Stored entries
╔══

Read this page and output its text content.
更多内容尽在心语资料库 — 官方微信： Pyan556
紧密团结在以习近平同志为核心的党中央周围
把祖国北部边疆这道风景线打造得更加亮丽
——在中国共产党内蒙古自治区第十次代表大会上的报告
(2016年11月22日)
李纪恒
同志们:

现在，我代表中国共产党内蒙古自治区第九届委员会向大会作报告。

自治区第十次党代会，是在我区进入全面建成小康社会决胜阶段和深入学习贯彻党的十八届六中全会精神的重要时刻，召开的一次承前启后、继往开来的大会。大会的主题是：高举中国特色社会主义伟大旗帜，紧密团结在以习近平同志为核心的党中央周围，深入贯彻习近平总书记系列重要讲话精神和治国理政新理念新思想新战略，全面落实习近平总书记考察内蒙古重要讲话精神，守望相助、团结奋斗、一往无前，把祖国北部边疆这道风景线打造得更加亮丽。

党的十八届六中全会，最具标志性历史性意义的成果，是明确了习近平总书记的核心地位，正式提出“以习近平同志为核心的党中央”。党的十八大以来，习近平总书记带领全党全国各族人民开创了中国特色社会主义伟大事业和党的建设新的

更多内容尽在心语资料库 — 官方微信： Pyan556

╚══

• **Given exercise**
Count the lines in the records above that hold the word "把祖国北部边疆这道风景线打造得更加亮丽", and give only that number.

• **The reply**
2